Figure content listings
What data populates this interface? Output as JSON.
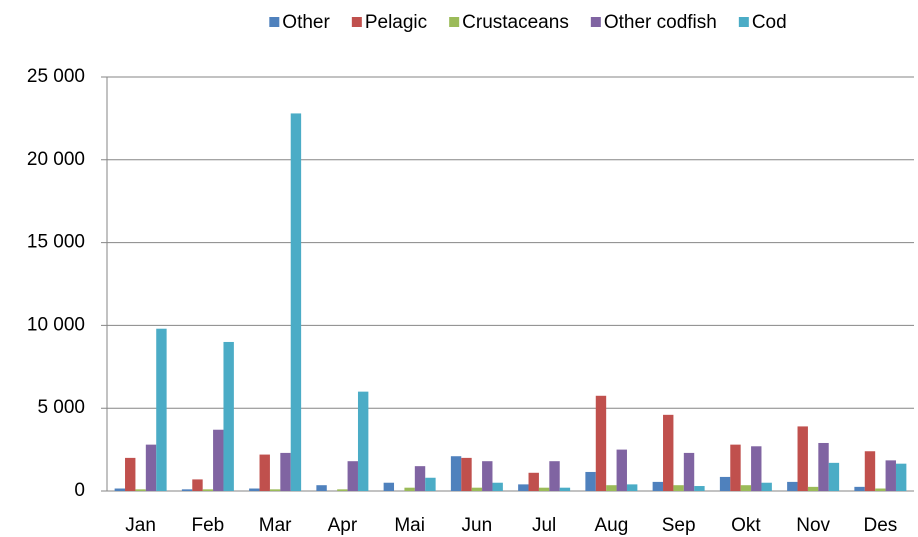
{
  "chart_data": {
    "type": "bar",
    "categories": [
      "Jan",
      "Feb",
      "Mar",
      "Apr",
      "Mai",
      "Jun",
      "Jul",
      "Aug",
      "Sep",
      "Okt",
      "Nov",
      "Des"
    ],
    "series": [
      {
        "name": "Other",
        "color": "#4f81bd",
        "values": [
          150,
          100,
          150,
          350,
          500,
          2100,
          400,
          1150,
          550,
          850,
          550,
          250
        ]
      },
      {
        "name": "Pelagic",
        "color": "#c0504d",
        "values": [
          2000,
          700,
          2200,
          0,
          0,
          2000,
          1100,
          5750,
          4600,
          2800,
          3900,
          2400
        ]
      },
      {
        "name": "Crustaceans",
        "color": "#9bbb59",
        "values": [
          100,
          100,
          100,
          100,
          200,
          200,
          200,
          350,
          350,
          350,
          250,
          150
        ]
      },
      {
        "name": "Other codfish",
        "color": "#8064a2",
        "values": [
          2800,
          3700,
          2300,
          1800,
          1500,
          1800,
          1800,
          2500,
          2300,
          2700,
          2900,
          1850
        ]
      },
      {
        "name": "Cod",
        "color": "#4bacc6",
        "values": [
          9800,
          9000,
          22800,
          6000,
          800,
          500,
          200,
          400,
          300,
          500,
          1700,
          1650
        ]
      }
    ],
    "ylim": [
      0,
      25000
    ],
    "yticks": [
      0,
      {
        "value": 5000,
        "label": "5 000"
      },
      {
        "value": 10000,
        "label": "10 000"
      },
      {
        "value": 15000,
        "label": "15 000"
      },
      {
        "value": 20000,
        "label": "20 000"
      },
      {
        "value": 25000,
        "label": "25 000"
      }
    ],
    "grid": true,
    "legend": "top"
  }
}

**PROBLEM TO WORK ON:** Output the entries above exactly, without their pictures.

**OUTPUT OF THE EXERCISE:**
What data populates this interface? Output as JSON.
{
  "chart_data": {
    "type": "bar",
    "categories": [
      "Jan",
      "Feb",
      "Mar",
      "Apr",
      "Mai",
      "Jun",
      "Jul",
      "Aug",
      "Sep",
      "Okt",
      "Nov",
      "Des"
    ],
    "series": [
      {
        "name": "Other",
        "color": "#4f81bd",
        "values": [
          150,
          100,
          150,
          350,
          500,
          2100,
          400,
          1150,
          550,
          850,
          550,
          250
        ]
      },
      {
        "name": "Pelagic",
        "color": "#c0504d",
        "values": [
          2000,
          700,
          2200,
          0,
          0,
          2000,
          1100,
          5750,
          4600,
          2800,
          3900,
          2400
        ]
      },
      {
        "name": "Crustaceans",
        "color": "#9bbb59",
        "values": [
          100,
          100,
          100,
          100,
          200,
          200,
          200,
          350,
          350,
          350,
          250,
          150
        ]
      },
      {
        "name": "Other codfish",
        "color": "#8064a2",
        "values": [
          2800,
          3700,
          2300,
          1800,
          1500,
          1800,
          1800,
          2500,
          2300,
          2700,
          2900,
          1850
        ]
      },
      {
        "name": "Cod",
        "color": "#4bacc6",
        "values": [
          9800,
          9000,
          22800,
          6000,
          800,
          500,
          200,
          400,
          300,
          500,
          1700,
          1650
        ]
      }
    ],
    "ylim": [
      0,
      25000
    ],
    "yticks": [
      0,
      {
        "value": 5000,
        "label": "5 000"
      },
      {
        "value": 10000,
        "label": "10 000"
      },
      {
        "value": 15000,
        "label": "15 000"
      },
      {
        "value": 20000,
        "label": "20 000"
      },
      {
        "value": 25000,
        "label": "25 000"
      }
    ],
    "grid": true,
    "legend": "top"
  }
}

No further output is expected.